→ **DIRECTIVE**
Find each line holding "text" and copy it out.

→ **INPUT FOR THIS TASK**
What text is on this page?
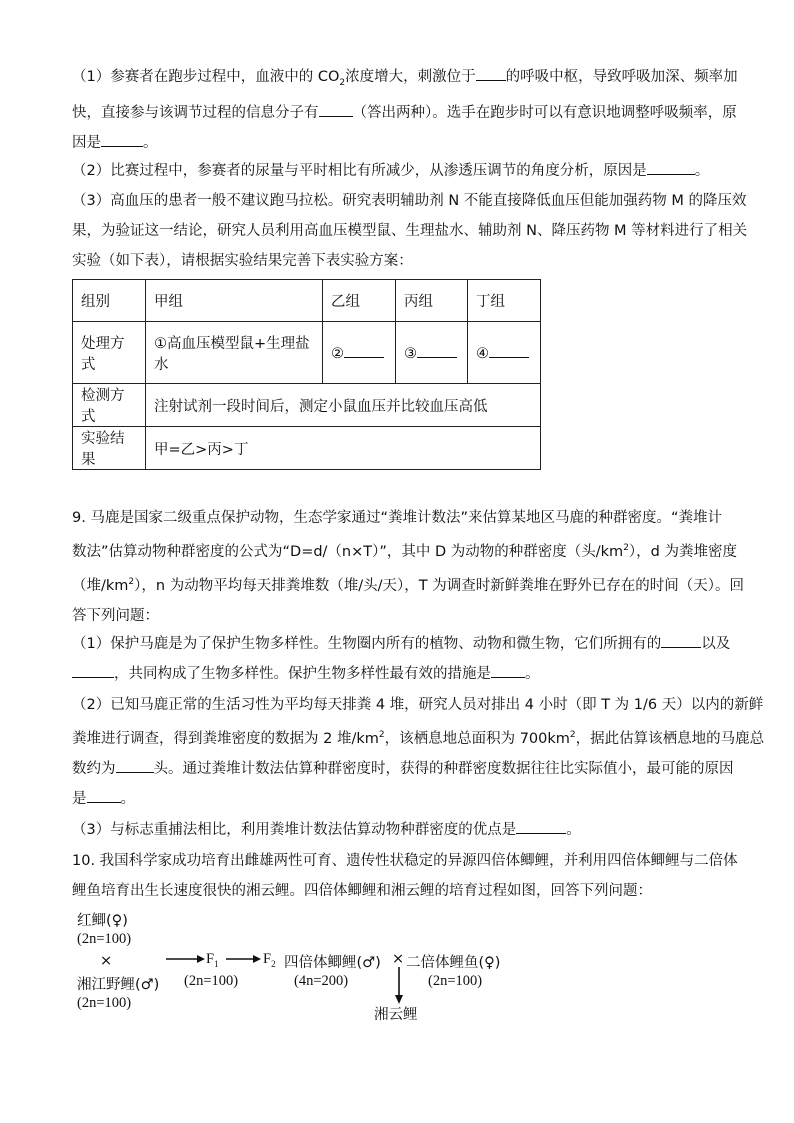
（1）参赛者在跑步过程中，血液中的 $CO_2$浓度增大，刺激位于 的呼吸中枢，导致呼吸加深、频率加
快，直接参与该调节过程的信息分子有 （答出两种）。选手在跑步时可以有意识地调整呼吸频率，原
因是	。
（2）比赛过程中，参赛者的尿量与平时相比有所减少，从渗透压调节的角度分析，原因是	。
（3）高血压的患者一般不建议跑马拉松。研究表明辅助剂 N 不能直接降低血压但能加强药物 M 的降压效
果，为验证这一结论，研究人员利用高血压模型鼠、生理盐水、辅助剂 N、降压药物 M 等材料进行了相关
实验（如下表），请根据实验结果完善下表实验方案：
组别	甲组	乙组	丙组	丁组
处理方式	①高血压模型鼠+生理盐水	②	③	④
检测方式	注射试剂一段时间后，测定小鼠血压并比较血压高低			
实验结果	甲=乙>丙>丁			
9. 马鹿是国家二级重点保护动物，生态学家通过“粪堆计数法”来估算某地区马鹿的种群密度。“粪堆计
数法”估算动物种群密度的公式为“D=d/（n×T）”，其中 D 为动物的种群密度（头$/km^2$），d 为粪堆密度
（堆$/km^2$），n 为动物平均每天排粪堆数（堆/头/天），T 为调查时新鲜粪堆在野外已存在的时间（天）。回
答下列问题：
（1）保护马鹿是为了保护生物多样性。生物圈内所有的植物、动物和微生物，它们所拥有的	以及
，共同构成了生物多样性。保护生物多样性最有效的措施是 。
（2）已知马鹿正常的生活习性为平均每天排粪 4 堆，研究人员对排出 4 小时（即 T 为 1/6 天）以内的新鲜
粪堆进行调查，得到粪堆密度的数据为 2 堆$/km^2$，该栖息地总面积为 $700km^2$，据此估算该栖息地的马鹿总
数约为	头。通过粪堆计数法估算种群密度时，获得的种群密度数据往往比实际值小，最可能的原因
是 。
（3）与标志重捕法相比，利用粪堆计数法估算动物种群密度的优点是	。
10. 我国科学家成功培育出雌雄两性可育、遗传性状稳定的异源四倍体鲫鲤，并利用四倍体鲫鲤与二倍体
鲤鱼培育出生长速度很快的湘云鲤。四倍体鲫鲤和湘云鲤的培育过程如图，回答下列问题：
红鲫(♀)
(2n=100)
×
湘江野鲤(♂)
(2n=100)
$F_1$
(2n=100)
$F_2$ 四倍体鲫鲤(♂) × 二倍体鲤鱼(♀)
(4n=200)	(2n=100)
湘云鲤
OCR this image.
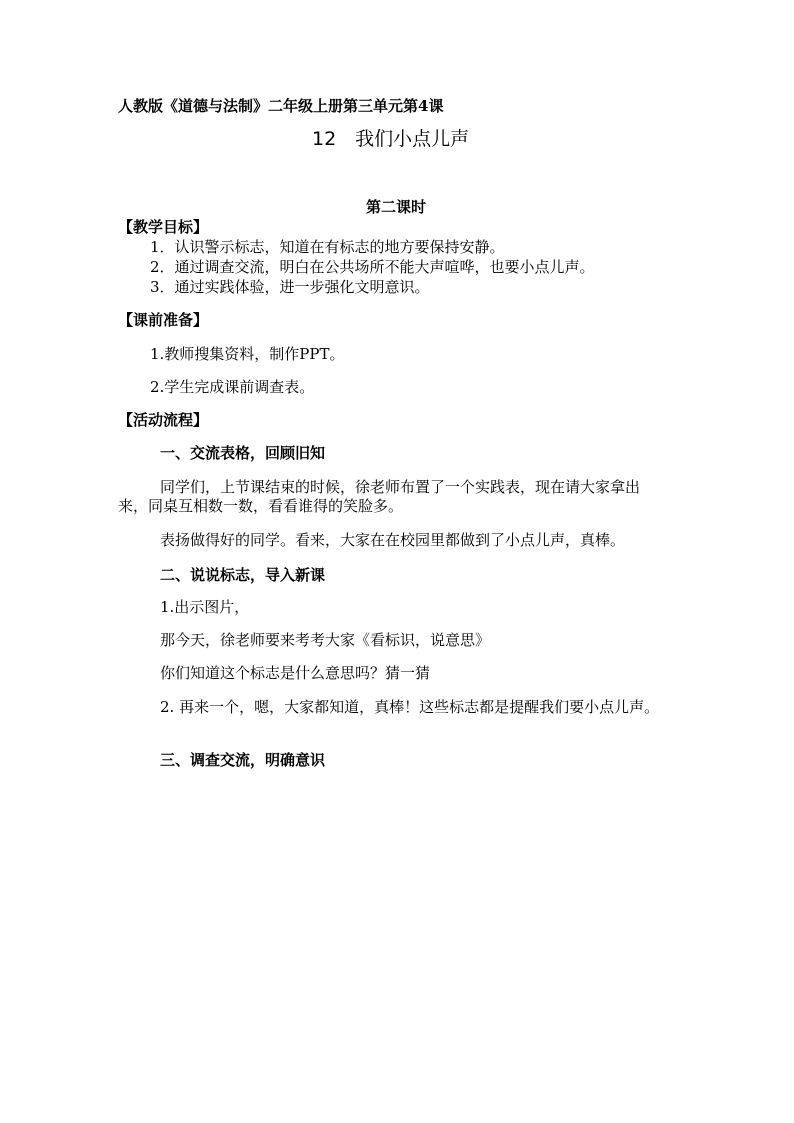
人教版《道德与法制》二年级上册第三单元第4课
12　我们小点儿声
第二课时
【教学目标】
1．认识警示标志，知道在有标志的地方要保持安静。
2．通过调查交流，明白在公共场所不能大声喧哗，也要小点儿声。
3．通过实践体验，进一步强化文明意识。
【课前准备】
1.教师搜集资料，制作PPT。
2.学生完成课前调查表。
【活动流程】
一、交流表格，回顾旧知
同学们，上节课结束的时候，徐老师布置了一个实践表，现在请大家拿出
来，同桌互相数一数，看看谁得的笑脸多。
表扬做得好的同学。看来，大家在在校园里都做到了小点儿声，真棒。
二、说说标志，导入新课
1.出示图片，
那今天，徐老师要来考考大家《看标识，说意思》
你们知道这个标志是什么意思吗？猜一猜
2. 再来一个，嗯，大家都知道，真棒！这些标志都是提醒我们要小点儿声。
三、调查交流，明确意识
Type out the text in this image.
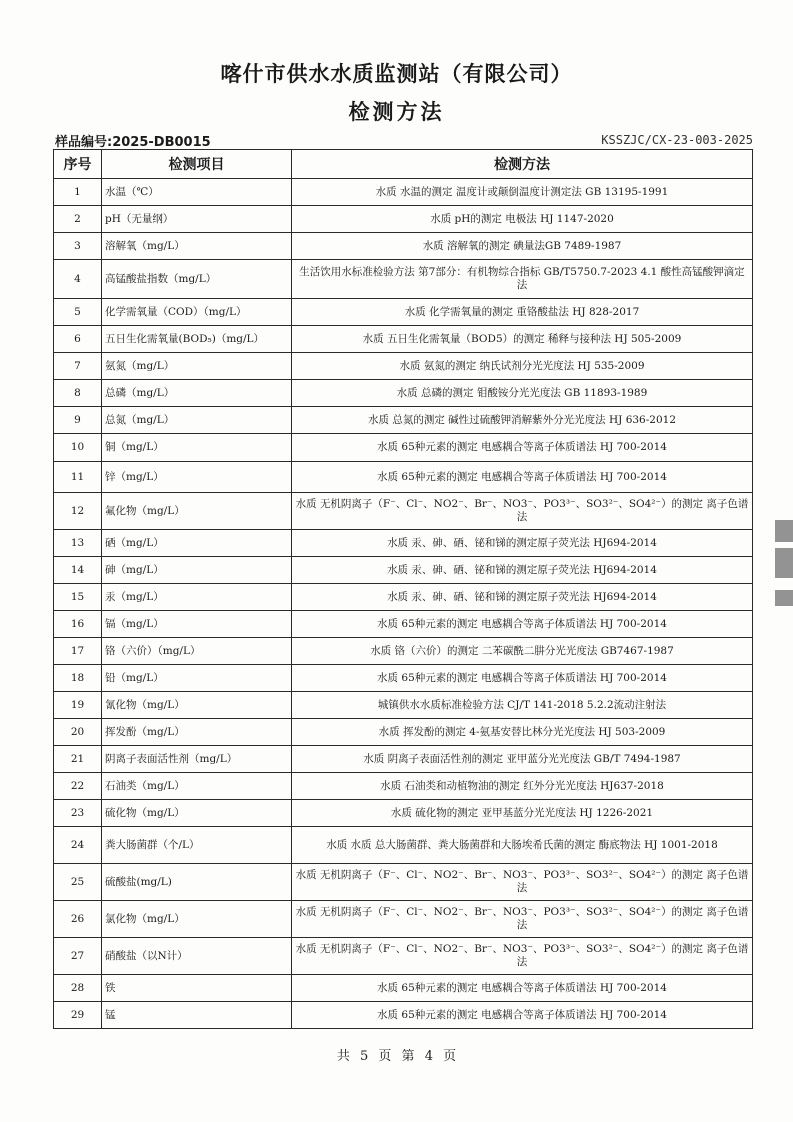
喀什市供水水质监测站（有限公司）
检测方法
样品编号:2025-DB0015	KSSZJC/CX-23-003-2025
序号	检测项目	检测方法
1	水温（℃）	水质 水温的测定 温度计或颠倒温度计测定法 GB 13195-1991
2	pH（无量纲）	水质 pH的测定 电极法 HJ 1147-2020
3	溶解氧（mg/L）	水质 溶解氧的测定 碘量法GB 7489-1987
4	高锰酸盐指数（mg/L）	生活饮用水标准检验方法 第7部分：有机物综合指标 GB/T5750.7-2023 4.1 酸性高锰酸钾滴定法
5	化学需氧量（COD）（mg/L）	水质 化学需氧量的测定 重铬酸盐法 HJ 828-2017
6	五日生化需氧量(BOD₅)（mg/L）	水质 五日生化需氧量（BOD5）的测定 稀释与接种法 HJ 505-2009
7	氨氮（mg/L）	水质 氨氮的测定 纳氏试剂分光光度法 HJ 535-2009
8	总磷（mg/L）	水质 总磷的测定 钼酸铵分光光度法 GB 11893-1989
9	总氮（mg/L）	水质 总氮的测定 碱性过硫酸钾消解紫外分光光度法 HJ 636-2012
10	铜（mg/L）	水质 65种元素的测定 电感耦合等离子体质谱法 HJ 700-2014
11	锌（mg/L）	水质 65种元素的测定 电感耦合等离子体质谱法 HJ 700-2014
12	氟化物（mg/L）	水质 无机阴离子（F⁻、Cl⁻、NO2⁻、Br⁻、NO3⁻、PO3³⁻、SO3²⁻、SO4²⁻）的测定 离子色谱法
13	硒（mg/L）	水质 汞、砷、硒、铋和锑的测定原子荧光法 HJ694-2014
14	砷（mg/L）	水质 汞、砷、硒、铋和锑的测定原子荧光法 HJ694-2014
15	汞（mg/L）	水质 汞、砷、硒、铋和锑的测定原子荧光法 HJ694-2014
16	镉（mg/L）	水质 65种元素的测定 电感耦合等离子体质谱法 HJ 700-2014
17	铬（六价）（mg/L）	水质 铬（六价）的测定 二苯碳酰二肼分光光度法 GB7467-1987
18	铅（mg/L）	水质 65种元素的测定 电感耦合等离子体质谱法 HJ 700-2014
19	氰化物（mg/L）	城镇供水水质标准检验方法 CJ/T 141-2018 5.2.2流动注射法
20	挥发酚（mg/L）	水质 挥发酚的测定 4-氨基安替比林分光光度法 HJ 503-2009
21	阴离子表面活性剂（mg/L）	水质 阴离子表面活性剂的测定 亚甲蓝分光光度法 GB/T 7494-1987
22	石油类（mg/L）	水质 石油类和动植物油的测定 红外分光光度法 HJ637-2018
23	硫化物（mg/L）	水质 硫化物的测定 亚甲基蓝分光光度法 HJ 1226-2021
24	粪大肠菌群（个/L）	水质 水质 总大肠菌群、粪大肠菌群和大肠埃希氏菌的测定 酶底物法 HJ 1001-2018
25	硫酸盐(mg/L)	水质 无机阴离子（F⁻、Cl⁻、NO2⁻、Br⁻、NO3⁻、PO3³⁻、SO3²⁻、SO4²⁻）的测定 离子色谱法
26	氯化物（mg/L）	水质 无机阴离子（F⁻、Cl⁻、NO2⁻、Br⁻、NO3⁻、PO3³⁻、SO3²⁻、SO4²⁻）的测定 离子色谱法
27	硝酸盐（以N计）	水质 无机阴离子（F⁻、Cl⁻、NO2⁻、Br⁻、NO3⁻、PO3³⁻、SO3²⁻、SO4²⁻）的测定 离子色谱法
28	铁	水质 65种元素的测定 电感耦合等离子体质谱法 HJ 700-2014
29	锰	水质 65种元素的测定 电感耦合等离子体质谱法 HJ 700-2014
共 5 页 第 4 页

→ **RESULT BELOW**
What text is on this page?
Type out the text in this image.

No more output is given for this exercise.